**Task data**.
◇ ◇ ◇ ◇ ◇

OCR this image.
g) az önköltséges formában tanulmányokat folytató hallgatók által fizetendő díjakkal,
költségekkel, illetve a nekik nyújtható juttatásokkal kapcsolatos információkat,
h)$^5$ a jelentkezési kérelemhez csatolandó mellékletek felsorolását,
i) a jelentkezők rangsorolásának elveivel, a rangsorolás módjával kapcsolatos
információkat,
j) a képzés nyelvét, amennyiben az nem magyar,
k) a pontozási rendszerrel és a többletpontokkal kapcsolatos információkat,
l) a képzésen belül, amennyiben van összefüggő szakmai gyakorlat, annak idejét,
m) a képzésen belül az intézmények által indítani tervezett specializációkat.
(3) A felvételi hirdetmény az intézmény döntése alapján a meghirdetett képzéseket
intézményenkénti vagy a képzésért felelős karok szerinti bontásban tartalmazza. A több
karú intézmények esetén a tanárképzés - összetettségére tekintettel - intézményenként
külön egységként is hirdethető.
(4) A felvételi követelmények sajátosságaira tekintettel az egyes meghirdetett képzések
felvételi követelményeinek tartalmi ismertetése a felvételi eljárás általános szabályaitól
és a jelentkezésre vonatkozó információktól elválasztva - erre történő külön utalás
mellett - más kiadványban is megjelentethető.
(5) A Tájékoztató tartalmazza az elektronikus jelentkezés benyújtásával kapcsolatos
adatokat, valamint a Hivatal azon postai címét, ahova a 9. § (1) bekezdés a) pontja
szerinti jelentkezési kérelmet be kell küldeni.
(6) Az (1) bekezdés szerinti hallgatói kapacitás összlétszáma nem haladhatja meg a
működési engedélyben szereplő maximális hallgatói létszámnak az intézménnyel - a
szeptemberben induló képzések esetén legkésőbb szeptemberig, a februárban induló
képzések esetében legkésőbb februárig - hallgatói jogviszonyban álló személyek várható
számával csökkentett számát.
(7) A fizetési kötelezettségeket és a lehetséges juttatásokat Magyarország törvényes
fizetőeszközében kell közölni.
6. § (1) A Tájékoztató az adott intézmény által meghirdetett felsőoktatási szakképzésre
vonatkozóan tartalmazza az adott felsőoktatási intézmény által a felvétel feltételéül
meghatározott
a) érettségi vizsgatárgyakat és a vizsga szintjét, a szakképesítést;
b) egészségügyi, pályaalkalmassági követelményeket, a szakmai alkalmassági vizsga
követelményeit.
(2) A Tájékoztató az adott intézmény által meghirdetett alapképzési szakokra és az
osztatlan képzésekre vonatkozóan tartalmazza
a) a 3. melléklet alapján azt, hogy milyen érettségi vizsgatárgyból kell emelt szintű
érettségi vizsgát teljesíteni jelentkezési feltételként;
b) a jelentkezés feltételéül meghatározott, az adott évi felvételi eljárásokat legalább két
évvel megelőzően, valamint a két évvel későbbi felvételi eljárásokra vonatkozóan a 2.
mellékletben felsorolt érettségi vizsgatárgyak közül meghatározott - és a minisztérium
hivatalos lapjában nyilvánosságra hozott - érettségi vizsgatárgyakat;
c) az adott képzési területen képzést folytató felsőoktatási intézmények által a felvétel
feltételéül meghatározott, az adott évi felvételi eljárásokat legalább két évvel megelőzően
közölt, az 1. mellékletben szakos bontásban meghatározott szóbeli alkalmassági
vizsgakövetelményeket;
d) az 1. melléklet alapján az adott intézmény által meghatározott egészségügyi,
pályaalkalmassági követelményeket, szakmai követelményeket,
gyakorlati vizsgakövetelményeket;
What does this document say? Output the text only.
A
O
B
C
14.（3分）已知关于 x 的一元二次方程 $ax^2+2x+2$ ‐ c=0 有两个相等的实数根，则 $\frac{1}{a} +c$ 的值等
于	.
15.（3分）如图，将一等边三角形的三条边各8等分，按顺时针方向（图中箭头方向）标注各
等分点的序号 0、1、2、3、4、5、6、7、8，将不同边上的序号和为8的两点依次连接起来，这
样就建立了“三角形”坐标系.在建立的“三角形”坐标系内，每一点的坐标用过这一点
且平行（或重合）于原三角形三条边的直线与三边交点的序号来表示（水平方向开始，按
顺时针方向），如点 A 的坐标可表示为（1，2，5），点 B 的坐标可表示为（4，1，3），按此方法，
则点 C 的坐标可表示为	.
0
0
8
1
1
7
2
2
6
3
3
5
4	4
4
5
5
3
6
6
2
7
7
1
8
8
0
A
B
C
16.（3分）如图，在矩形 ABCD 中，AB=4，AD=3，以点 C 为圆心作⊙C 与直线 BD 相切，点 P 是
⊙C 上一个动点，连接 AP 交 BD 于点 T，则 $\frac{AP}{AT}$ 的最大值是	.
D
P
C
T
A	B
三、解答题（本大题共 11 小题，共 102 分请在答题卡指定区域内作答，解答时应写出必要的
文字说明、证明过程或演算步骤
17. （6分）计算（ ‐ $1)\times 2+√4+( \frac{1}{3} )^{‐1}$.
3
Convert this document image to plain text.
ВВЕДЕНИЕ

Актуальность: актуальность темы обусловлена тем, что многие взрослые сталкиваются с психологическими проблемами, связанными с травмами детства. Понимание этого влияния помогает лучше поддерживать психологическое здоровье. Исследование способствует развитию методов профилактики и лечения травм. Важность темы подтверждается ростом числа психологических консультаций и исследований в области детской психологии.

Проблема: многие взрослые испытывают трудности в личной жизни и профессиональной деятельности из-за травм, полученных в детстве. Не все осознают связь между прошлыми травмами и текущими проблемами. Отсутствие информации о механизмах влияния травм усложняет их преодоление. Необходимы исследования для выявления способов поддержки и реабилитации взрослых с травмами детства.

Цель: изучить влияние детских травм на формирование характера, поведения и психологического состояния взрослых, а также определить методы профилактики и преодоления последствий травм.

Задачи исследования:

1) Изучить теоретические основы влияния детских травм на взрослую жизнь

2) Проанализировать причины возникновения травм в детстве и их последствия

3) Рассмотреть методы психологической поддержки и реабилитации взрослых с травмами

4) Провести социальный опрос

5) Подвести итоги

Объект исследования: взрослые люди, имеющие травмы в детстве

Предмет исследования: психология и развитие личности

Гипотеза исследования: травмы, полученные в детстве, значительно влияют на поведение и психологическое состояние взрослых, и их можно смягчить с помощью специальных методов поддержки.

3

◇ ◇ ◇ ◇ ◇

**Task directions**. Recopy the entries above in their entirety, exactly.

**Solution**.
OCR this image.
g) az önköltséges formában tanulmányokat folytató hallgatók által fizetendő díjakkal,
költségekkel, illetve a nekik nyújtható juttatásokkal kapcsolatos információkat,
h)$^5$ a jelentkezési kérelemhez csatolandó mellékletek felsorolását,
i) a jelentkezők rangsorolásának elveivel, a rangsorolás módjával kapcsolatos
információkat,
j) a képzés nyelvét, amennyiben az nem magyar,
k) a pontozási rendszerrel és a többletpontokkal kapcsolatos információkat,
l) a képzésen belül, amennyiben van összefüggő szakmai gyakorlat, annak idejét,
m) a képzésen belül az intézmények által indítani tervezett specializációkat.
(3) A felvételi hirdetmény az intézmény döntése alapján a meghirdetett képzéseket
intézményenkénti vagy a képzésért felelős karok szerinti bontásban tartalmazza. A több
karú intézmények esetén a tanárképzés - összetettségére tekintettel - intézményenként
külön egységként is hirdethető.
(4) A felvételi követelmények sajátosságaira tekintettel az egyes meghirdetett képzések
felvételi követelményeinek tartalmi ismertetése a felvételi eljárás általános szabályaitól
és a jelentkezésre vonatkozó információktól elválasztva - erre történő külön utalás
mellett - más kiadványban is megjelentethető.
(5) A Tájékoztató tartalmazza az elektronikus jelentkezés benyújtásával kapcsolatos
adatokat, valamint a Hivatal azon postai címét, ahova a 9. § (1) bekezdés a) pontja
szerinti jelentkezési kérelmet be kell küldeni.
(6) Az (1) bekezdés szerinti hallgatói kapacitás összlétszáma nem haladhatja meg a
működési engedélyben szereplő maximális hallgatói létszámnak az intézménnyel - a
szeptemberben induló képzések esetén legkésőbb szeptemberig, a februárban induló
képzések esetében legkésőbb februárig - hallgatói jogviszonyban álló személyek várható
számával csökkentett számát.
(7) A fizetési kötelezettségeket és a lehetséges juttatásokat Magyarország törvényes
fizetőeszközében kell közölni.
6. § (1) A Tájékoztató az adott intézmény által meghirdetett felsőoktatási szakképzésre
vonatkozóan tartalmazza az adott felsőoktatási intézmény által a felvétel feltételéül
meghatározott
a) érettségi vizsgatárgyakat és a vizsga szintjét, a szakképesítést;
b) egészségügyi, pályaalkalmassági követelményeket, a szakmai alkalmassági vizsga
követelményeit.
(2) A Tájékoztató az adott intézmény által meghirdetett alapképzési szakokra és az
osztatlan képzésekre vonatkozóan tartalmazza
a) a 3. melléklet alapján azt, hogy milyen érettségi vizsgatárgyból kell emelt szintű
érettségi vizsgát teljesíteni jelentkezési feltételként;
b) a jelentkezés feltételéül meghatározott, az adott évi felvételi eljárásokat legalább két
évvel megelőzően, valamint a két évvel későbbi felvételi eljárásokra vonatkozóan a 2.
mellékletben felsorolt érettségi vizsgatárgyak közül meghatározott - és a minisztérium
hivatalos lapjában nyilvánosságra hozott - érettségi vizsgatárgyakat;
c) az adott képzési területen képzést folytató felsőoktatási intézmények által a felvétel
feltételéül meghatározott, az adott évi felvételi eljárásokat legalább két évvel megelőzően
közölt, az 1. mellékletben szakos bontásban meghatározott szóbeli alkalmassági
vizsgakövetelményeket;
d) az 1. melléklet alapján az adott intézmény által meghatározott egészségügyi,
pályaalkalmassági követelményeket, szakmai követelményeket,
gyakorlati vizsgakövetelményeket;
What does this document say? Output the text only.
A
O
B
C
14.（3分）已知关于 x 的一元二次方程 $ax^2+2x+2$ ‐ c=0 有两个相等的实数根，则 $\frac{1}{a} +c$ 的值等
于	.
15.（3分）如图，将一等边三角形的三条边各8等分，按顺时针方向（图中箭头方向）标注各
等分点的序号 0、1、2、3、4、5、6、7、8，将不同边上的序号和为8的两点依次连接起来，这
样就建立了“三角形”坐标系.在建立的“三角形”坐标系内，每一点的坐标用过这一点
且平行（或重合）于原三角形三条边的直线与三边交点的序号来表示（水平方向开始，按
顺时针方向），如点 A 的坐标可表示为（1，2，5），点 B 的坐标可表示为（4，1，3），按此方法，
则点 C 的坐标可表示为	.
0
0
8
1
1
7
2
2
6
3
3
5
4	4
4
5
5
3
6
6
2
7
7
1
8
8
0
A
B
C
16.（3分）如图，在矩形 ABCD 中，AB=4，AD=3，以点 C 为圆心作⊙C 与直线 BD 相切，点 P 是
⊙C 上一个动点，连接 AP 交 BD 于点 T，则 $\frac{AP}{AT}$ 的最大值是	.
D
P
C
T
A	B
三、解答题（本大题共 11 小题，共 102 分请在答题卡指定区域内作答，解答时应写出必要的
文字说明、证明过程或演算步骤
17. （6分）计算（ ‐ $1)\times 2+√4+( \frac{1}{3} )^{‐1}$.
3
Convert this document image to plain text.
ВВЕДЕНИЕ

Актуальность: актуальность темы обусловлена тем, что многие взрослые сталкиваются с психологическими проблемами, связанными с травмами детства. Понимание этого влияния помогает лучше поддерживать психологическое здоровье. Исследование способствует развитию методов профилактики и лечения травм. Важность темы подтверждается ростом числа психологических консультаций и исследований в области детской психологии.

Проблема: многие взрослые испытывают трудности в личной жизни и профессиональной деятельности из-за травм, полученных в детстве. Не все осознают связь между прошлыми травмами и текущими проблемами. Отсутствие информации о механизмах влияния травм усложняет их преодоление. Необходимы исследования для выявления способов поддержки и реабилитации взрослых с травмами детства.

Цель: изучить влияние детских травм на формирование характера, поведения и психологического состояния взрослых, а также определить методы профилактики и преодоления последствий травм.

Задачи исследования:

1) Изучить теоретические основы влияния детских травм на взрослую жизнь

2) Проанализировать причины возникновения травм в детстве и их последствия

3) Рассмотреть методы психологической поддержки и реабилитации взрослых с травмами

4) Провести социальный опрос

5) Подвести итоги

Объект исследования: взрослые люди, имеющие травмы в детстве

Предмет исследования: психология и развитие личности

Гипотеза исследования: травмы, полученные в детстве, значительно влияют на поведение и психологическое состояние взрослых, и их можно смягчить с помощью специальных методов поддержки.

3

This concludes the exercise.